WHAT IS BEING ASKED: Without changing a character, return the entries, but not the images they hold.

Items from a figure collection

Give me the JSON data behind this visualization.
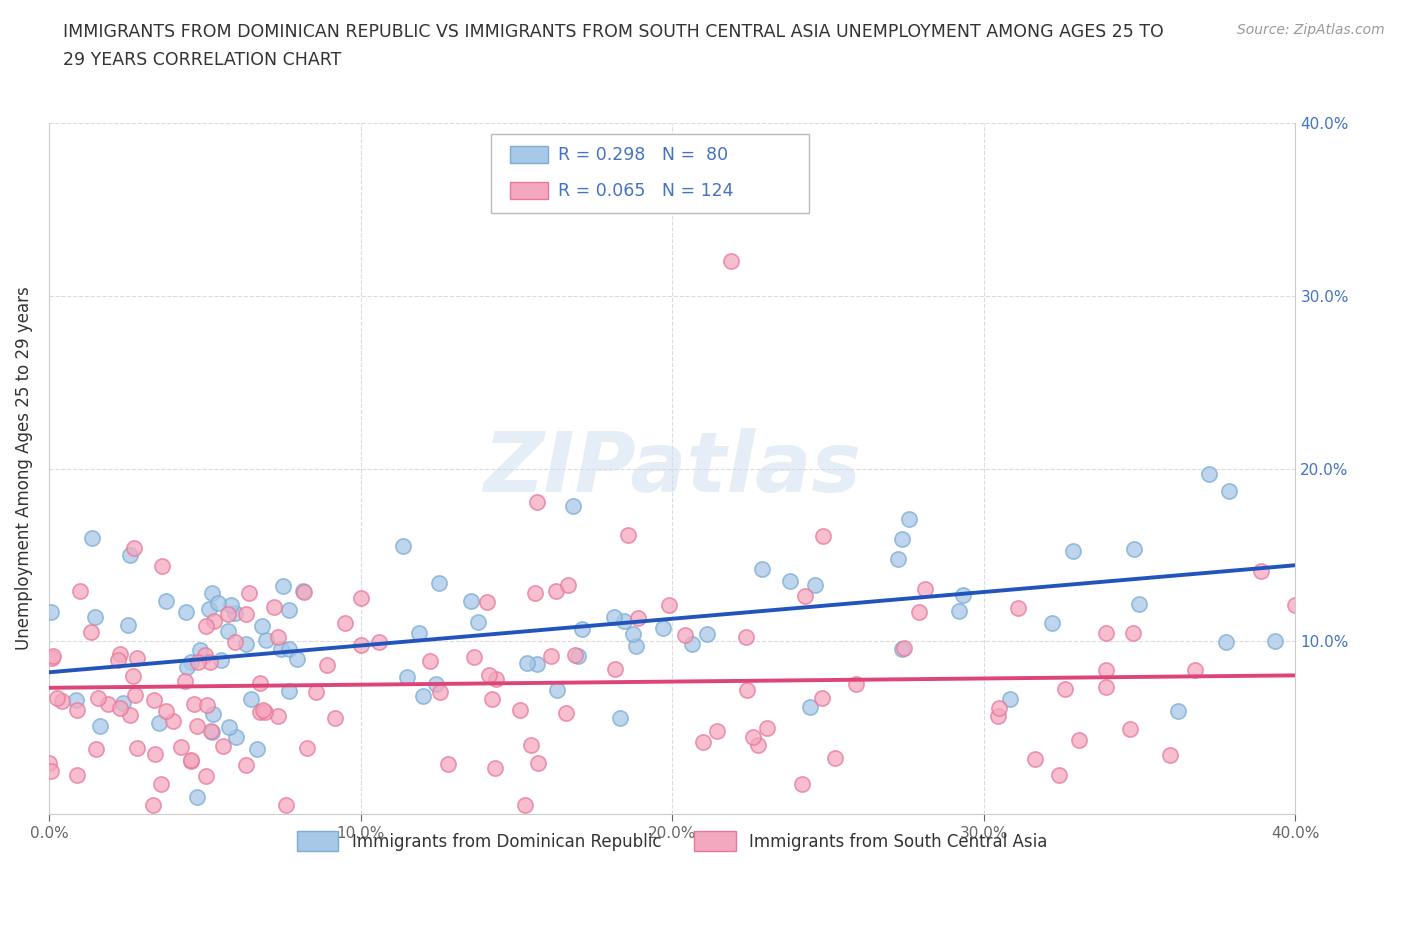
{
  "title_line1": "IMMIGRANTS FROM DOMINICAN REPUBLIC VS IMMIGRANTS FROM SOUTH CENTRAL ASIA UNEMPLOYMENT AMONG AGES 25 TO",
  "title_line2": "29 YEARS CORRELATION CHART",
  "source_text": "Source: ZipAtlas.com",
  "ylabel": "Unemployment Among Ages 25 to 29 years",
  "xlim": [
    0.0,
    0.4
  ],
  "ylim": [
    0.0,
    0.4
  ],
  "xticks": [
    0.0,
    0.1,
    0.2,
    0.3,
    0.4
  ],
  "yticks": [
    0.0,
    0.1,
    0.2,
    0.3,
    0.4
  ],
  "xticklabels": [
    "0.0%",
    "10.0%",
    "20.0%",
    "30.0%",
    "40.0%"
  ],
  "yticklabels_right": [
    "",
    "10.0%",
    "20.0%",
    "30.0%",
    "40.0%"
  ],
  "series1_label": "Immigrants from Dominican Republic",
  "series2_label": "Immigrants from South Central Asia",
  "series1_color": "#a8c8e8",
  "series2_color": "#f4a8c0",
  "series1_edge_color": "#7aacd4",
  "series2_edge_color": "#e87898",
  "series1_line_color": "#2255bb",
  "series2_line_color": "#dd4477",
  "series1_R": 0.298,
  "series1_N": 80,
  "series2_R": 0.065,
  "series2_N": 124,
  "legend_color": "#4472c4",
  "watermark_text": "ZIPatlas",
  "background_color": "#ffffff",
  "grid_color": "#cccccc",
  "series1_intercept": 0.082,
  "series1_slope": 0.155,
  "series2_intercept": 0.073,
  "series2_slope": 0.018,
  "seed": 12345
}
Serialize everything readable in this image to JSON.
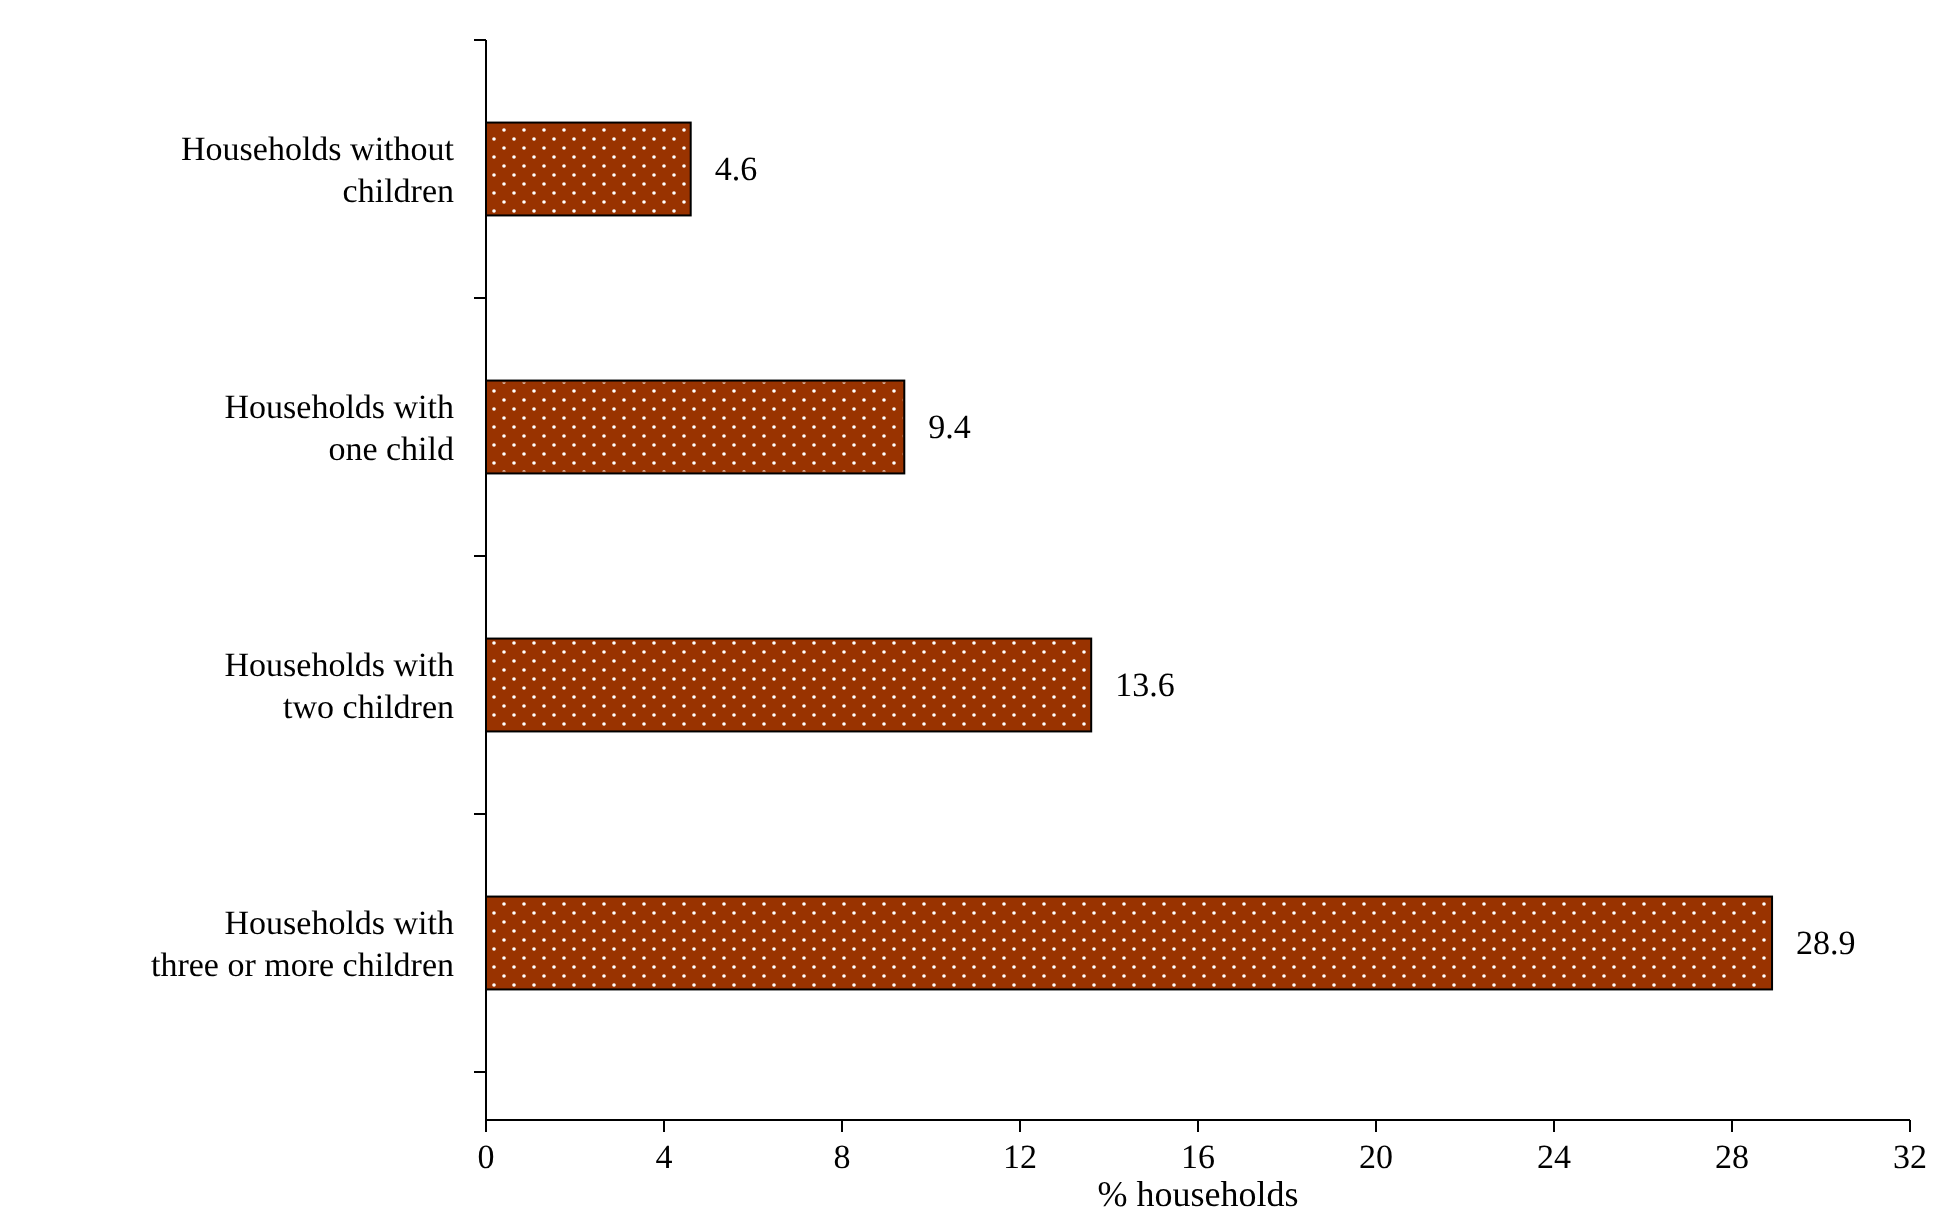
{
  "chart_data": {
    "type": "bar",
    "orientation": "horizontal",
    "xlabel": "% households",
    "categories": [
      "Households without children",
      "Households with one child",
      "Households with two children",
      "Households with three or more children"
    ],
    "values": [
      4.6,
      9.4,
      13.6,
      28.9
    ],
    "color": "#993300",
    "xlim": [
      0,
      32
    ],
    "xticks": [
      0,
      4,
      8,
      12,
      16,
      20,
      24,
      28,
      32
    ],
    "data_labels": true,
    "grid": false
  }
}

TASK OUTPUT:
Give me the JSON data behind this visualization.
{
  "title_line1": "IMMIGRANTS FROM DOMINICAN REPUBLIC VS IMMIGRANTS FROM SOUTH CENTRAL ASIA UNEMPLOYMENT AMONG AGES 25 TO",
  "title_line2": "29 YEARS CORRELATION CHART",
  "source_text": "Source: ZipAtlas.com",
  "ylabel": "Unemployment Among Ages 25 to 29 years",
  "xlim": [
    0.0,
    0.4
  ],
  "ylim": [
    0.0,
    0.4
  ],
  "xticks": [
    0.0,
    0.1,
    0.2,
    0.3,
    0.4
  ],
  "yticks": [
    0.0,
    0.1,
    0.2,
    0.3,
    0.4
  ],
  "xticklabels": [
    "0.0%",
    "10.0%",
    "20.0%",
    "30.0%",
    "40.0%"
  ],
  "yticklabels_right": [
    "",
    "10.0%",
    "20.0%",
    "30.0%",
    "40.0%"
  ],
  "series1_label": "Immigrants from Dominican Republic",
  "series2_label": "Immigrants from South Central Asia",
  "series1_color": "#a8c8e8",
  "series2_color": "#f4a8c0",
  "series1_edge_color": "#7aacd4",
  "series2_edge_color": "#e87898",
  "series1_line_color": "#2255bb",
  "series2_line_color": "#dd4477",
  "series1_R": 0.298,
  "series1_N": 80,
  "series2_R": 0.065,
  "series2_N": 124,
  "legend_color": "#4472c4",
  "watermark_text": "ZIPatlas",
  "background_color": "#ffffff",
  "grid_color": "#cccccc",
  "series1_intercept": 0.082,
  "series1_slope": 0.155,
  "series2_intercept": 0.073,
  "series2_slope": 0.018,
  "seed": 12345
}
Serialize everything readable in this image to JSON.
{
  "chart_data": {
    "type": "bar",
    "orientation": "horizontal",
    "xlabel": "% households",
    "categories": [
      "Households without children",
      "Households with one child",
      "Households with two children",
      "Households with three or more children"
    ],
    "values": [
      4.6,
      9.4,
      13.6,
      28.9
    ],
    "color": "#993300",
    "xlim": [
      0,
      32
    ],
    "xticks": [
      0,
      4,
      8,
      12,
      16,
      20,
      24,
      28,
      32
    ],
    "data_labels": true,
    "grid": false
  }
}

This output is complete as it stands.